Using the listing below, report all lines holding the word "JSON".

· · ·

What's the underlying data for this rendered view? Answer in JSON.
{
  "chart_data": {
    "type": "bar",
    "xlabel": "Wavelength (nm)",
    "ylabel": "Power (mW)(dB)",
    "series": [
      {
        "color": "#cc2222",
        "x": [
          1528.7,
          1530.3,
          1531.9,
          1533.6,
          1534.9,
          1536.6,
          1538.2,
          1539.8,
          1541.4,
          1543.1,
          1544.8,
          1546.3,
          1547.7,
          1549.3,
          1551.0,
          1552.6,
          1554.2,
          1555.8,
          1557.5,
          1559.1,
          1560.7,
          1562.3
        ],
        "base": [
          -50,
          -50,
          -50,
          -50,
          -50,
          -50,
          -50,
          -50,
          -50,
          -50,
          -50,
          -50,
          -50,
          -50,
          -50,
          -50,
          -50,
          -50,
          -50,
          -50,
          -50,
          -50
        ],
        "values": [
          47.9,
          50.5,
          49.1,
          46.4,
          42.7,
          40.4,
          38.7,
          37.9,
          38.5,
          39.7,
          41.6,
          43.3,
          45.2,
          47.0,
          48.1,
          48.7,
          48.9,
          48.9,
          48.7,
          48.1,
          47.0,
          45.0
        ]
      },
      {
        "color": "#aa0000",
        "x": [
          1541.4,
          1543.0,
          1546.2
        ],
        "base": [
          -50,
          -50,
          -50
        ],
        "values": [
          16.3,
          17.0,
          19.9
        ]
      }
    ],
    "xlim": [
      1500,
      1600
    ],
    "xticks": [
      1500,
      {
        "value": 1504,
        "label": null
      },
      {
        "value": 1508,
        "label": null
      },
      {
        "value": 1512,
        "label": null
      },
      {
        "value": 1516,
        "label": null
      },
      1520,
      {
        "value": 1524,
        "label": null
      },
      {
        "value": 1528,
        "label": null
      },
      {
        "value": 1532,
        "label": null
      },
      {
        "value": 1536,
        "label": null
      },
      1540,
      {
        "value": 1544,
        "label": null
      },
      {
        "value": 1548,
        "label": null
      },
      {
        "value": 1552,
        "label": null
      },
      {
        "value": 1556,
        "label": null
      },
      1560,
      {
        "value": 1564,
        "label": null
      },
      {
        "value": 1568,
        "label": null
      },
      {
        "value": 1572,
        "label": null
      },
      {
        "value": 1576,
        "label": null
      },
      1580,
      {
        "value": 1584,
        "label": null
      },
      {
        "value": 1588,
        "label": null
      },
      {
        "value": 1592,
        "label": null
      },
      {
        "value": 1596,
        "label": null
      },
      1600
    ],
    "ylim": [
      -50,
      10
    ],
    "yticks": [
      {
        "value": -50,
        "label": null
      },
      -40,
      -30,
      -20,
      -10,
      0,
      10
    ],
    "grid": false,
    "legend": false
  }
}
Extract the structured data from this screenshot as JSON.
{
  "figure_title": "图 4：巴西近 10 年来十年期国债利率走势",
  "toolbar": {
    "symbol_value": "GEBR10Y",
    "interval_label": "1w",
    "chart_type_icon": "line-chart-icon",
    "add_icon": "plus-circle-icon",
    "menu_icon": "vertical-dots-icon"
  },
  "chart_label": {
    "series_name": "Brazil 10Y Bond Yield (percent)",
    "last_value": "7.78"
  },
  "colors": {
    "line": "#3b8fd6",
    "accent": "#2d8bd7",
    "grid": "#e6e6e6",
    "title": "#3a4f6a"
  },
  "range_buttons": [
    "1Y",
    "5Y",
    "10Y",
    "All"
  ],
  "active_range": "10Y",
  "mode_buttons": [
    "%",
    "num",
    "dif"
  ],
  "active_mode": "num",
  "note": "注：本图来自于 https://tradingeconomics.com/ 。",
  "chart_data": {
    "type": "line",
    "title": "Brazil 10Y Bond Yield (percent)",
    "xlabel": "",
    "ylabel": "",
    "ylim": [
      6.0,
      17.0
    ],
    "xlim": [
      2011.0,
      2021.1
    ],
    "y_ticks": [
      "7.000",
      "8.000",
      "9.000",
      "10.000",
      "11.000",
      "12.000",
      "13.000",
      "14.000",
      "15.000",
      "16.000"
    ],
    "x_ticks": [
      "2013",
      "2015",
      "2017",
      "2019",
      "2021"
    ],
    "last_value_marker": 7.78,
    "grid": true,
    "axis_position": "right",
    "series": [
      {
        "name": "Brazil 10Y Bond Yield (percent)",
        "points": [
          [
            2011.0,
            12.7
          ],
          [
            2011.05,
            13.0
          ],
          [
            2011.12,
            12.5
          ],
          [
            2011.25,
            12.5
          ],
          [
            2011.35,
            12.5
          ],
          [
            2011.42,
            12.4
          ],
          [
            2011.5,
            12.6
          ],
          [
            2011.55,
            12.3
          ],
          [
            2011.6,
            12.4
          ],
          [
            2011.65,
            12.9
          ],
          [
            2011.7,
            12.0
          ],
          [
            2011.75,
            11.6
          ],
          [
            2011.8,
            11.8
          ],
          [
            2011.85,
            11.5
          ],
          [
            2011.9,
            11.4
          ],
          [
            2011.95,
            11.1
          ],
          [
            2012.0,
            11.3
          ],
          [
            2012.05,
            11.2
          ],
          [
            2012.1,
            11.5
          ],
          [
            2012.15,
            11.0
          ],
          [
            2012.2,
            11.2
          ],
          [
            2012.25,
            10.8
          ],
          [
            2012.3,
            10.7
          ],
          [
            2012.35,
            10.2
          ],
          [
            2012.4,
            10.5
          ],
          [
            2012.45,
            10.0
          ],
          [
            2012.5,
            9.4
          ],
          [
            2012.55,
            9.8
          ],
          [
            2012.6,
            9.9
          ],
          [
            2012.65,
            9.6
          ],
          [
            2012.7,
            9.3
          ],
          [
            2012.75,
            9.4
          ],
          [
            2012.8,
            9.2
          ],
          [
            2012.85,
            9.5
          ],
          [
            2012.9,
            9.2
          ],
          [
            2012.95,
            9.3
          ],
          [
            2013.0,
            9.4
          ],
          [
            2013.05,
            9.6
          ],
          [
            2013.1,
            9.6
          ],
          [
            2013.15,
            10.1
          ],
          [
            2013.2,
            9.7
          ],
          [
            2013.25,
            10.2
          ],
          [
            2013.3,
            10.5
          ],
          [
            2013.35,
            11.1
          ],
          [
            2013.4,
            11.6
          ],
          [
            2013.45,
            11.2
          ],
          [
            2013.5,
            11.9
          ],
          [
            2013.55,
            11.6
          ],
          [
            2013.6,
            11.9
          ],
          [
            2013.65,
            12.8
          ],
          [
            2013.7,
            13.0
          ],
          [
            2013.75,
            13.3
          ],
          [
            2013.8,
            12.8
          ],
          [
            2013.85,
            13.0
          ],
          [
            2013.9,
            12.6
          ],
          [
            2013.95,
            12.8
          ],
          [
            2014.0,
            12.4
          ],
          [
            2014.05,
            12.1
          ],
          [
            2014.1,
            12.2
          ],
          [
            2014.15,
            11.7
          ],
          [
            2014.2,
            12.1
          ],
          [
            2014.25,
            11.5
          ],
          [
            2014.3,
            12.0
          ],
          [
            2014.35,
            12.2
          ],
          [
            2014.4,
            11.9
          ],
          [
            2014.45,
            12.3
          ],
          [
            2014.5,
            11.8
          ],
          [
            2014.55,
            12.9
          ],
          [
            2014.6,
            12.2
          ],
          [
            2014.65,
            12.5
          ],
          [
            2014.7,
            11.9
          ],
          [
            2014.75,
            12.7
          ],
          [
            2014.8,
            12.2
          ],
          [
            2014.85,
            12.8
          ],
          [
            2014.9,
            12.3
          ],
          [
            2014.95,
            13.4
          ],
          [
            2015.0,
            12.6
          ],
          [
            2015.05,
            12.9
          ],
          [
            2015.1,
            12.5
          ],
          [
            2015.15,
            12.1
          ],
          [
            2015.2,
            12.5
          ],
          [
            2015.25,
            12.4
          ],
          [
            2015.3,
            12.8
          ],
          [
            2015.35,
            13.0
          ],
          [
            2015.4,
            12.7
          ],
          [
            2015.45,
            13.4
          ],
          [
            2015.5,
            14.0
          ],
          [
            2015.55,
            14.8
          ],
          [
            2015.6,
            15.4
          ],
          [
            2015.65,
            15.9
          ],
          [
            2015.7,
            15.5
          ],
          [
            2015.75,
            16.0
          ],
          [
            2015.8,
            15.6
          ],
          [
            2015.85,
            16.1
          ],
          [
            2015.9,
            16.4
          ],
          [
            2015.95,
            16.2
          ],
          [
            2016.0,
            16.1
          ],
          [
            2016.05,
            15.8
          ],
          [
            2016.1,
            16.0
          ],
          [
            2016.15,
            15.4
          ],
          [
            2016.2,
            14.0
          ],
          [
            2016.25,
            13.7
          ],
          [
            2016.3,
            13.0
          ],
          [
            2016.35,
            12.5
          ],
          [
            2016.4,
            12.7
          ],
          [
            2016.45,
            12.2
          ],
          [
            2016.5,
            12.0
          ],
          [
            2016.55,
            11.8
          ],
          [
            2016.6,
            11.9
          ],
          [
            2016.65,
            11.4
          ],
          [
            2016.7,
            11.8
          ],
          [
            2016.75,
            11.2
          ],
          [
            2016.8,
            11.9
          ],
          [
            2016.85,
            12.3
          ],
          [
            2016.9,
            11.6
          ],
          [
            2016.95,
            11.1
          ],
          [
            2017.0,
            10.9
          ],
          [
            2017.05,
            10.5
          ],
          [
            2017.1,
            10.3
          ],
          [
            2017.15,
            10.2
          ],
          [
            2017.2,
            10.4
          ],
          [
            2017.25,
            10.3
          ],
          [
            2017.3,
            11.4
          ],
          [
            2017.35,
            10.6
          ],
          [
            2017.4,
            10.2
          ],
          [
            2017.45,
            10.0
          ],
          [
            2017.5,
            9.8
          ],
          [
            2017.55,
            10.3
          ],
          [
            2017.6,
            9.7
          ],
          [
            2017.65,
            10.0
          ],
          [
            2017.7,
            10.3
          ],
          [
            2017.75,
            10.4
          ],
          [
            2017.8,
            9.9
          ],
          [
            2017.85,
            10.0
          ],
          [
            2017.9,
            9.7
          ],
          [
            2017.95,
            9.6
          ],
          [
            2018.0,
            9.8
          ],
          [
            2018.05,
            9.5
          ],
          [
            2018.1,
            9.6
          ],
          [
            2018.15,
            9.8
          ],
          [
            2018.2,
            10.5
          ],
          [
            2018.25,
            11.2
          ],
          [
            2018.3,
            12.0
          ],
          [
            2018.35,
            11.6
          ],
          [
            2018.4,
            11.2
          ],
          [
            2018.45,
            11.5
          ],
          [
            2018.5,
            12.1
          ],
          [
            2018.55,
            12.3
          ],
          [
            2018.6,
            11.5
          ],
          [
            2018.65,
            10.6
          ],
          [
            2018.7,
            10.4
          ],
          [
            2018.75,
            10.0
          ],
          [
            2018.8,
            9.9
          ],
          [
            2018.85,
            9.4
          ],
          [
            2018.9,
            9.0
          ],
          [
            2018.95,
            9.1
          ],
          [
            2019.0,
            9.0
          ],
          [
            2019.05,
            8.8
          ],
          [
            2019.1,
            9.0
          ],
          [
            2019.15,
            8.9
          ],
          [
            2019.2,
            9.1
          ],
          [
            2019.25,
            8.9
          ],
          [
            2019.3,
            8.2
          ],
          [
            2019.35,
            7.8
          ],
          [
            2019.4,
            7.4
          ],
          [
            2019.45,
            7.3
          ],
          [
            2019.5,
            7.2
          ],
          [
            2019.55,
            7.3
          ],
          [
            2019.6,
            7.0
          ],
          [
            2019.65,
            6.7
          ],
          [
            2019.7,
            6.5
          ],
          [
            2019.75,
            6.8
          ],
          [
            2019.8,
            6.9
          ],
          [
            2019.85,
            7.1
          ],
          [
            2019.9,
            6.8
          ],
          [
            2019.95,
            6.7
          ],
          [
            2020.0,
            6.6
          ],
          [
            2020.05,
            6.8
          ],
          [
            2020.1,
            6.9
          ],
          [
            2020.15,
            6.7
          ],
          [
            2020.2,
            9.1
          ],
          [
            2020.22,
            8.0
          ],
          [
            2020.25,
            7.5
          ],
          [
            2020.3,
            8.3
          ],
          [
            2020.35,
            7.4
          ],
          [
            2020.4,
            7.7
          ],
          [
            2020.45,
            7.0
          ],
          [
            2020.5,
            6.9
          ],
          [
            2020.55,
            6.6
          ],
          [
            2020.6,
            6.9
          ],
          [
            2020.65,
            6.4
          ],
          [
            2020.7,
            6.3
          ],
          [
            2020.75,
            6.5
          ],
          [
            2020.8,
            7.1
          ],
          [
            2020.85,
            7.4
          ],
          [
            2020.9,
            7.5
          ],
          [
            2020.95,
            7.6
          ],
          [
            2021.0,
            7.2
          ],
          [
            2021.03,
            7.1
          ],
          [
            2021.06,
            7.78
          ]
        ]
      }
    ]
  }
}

· · ·

→ **Expected answer**:
What's the underlying data for this rendered view? Answer in JSON.
Extract the structured data from this screenshot as JSON.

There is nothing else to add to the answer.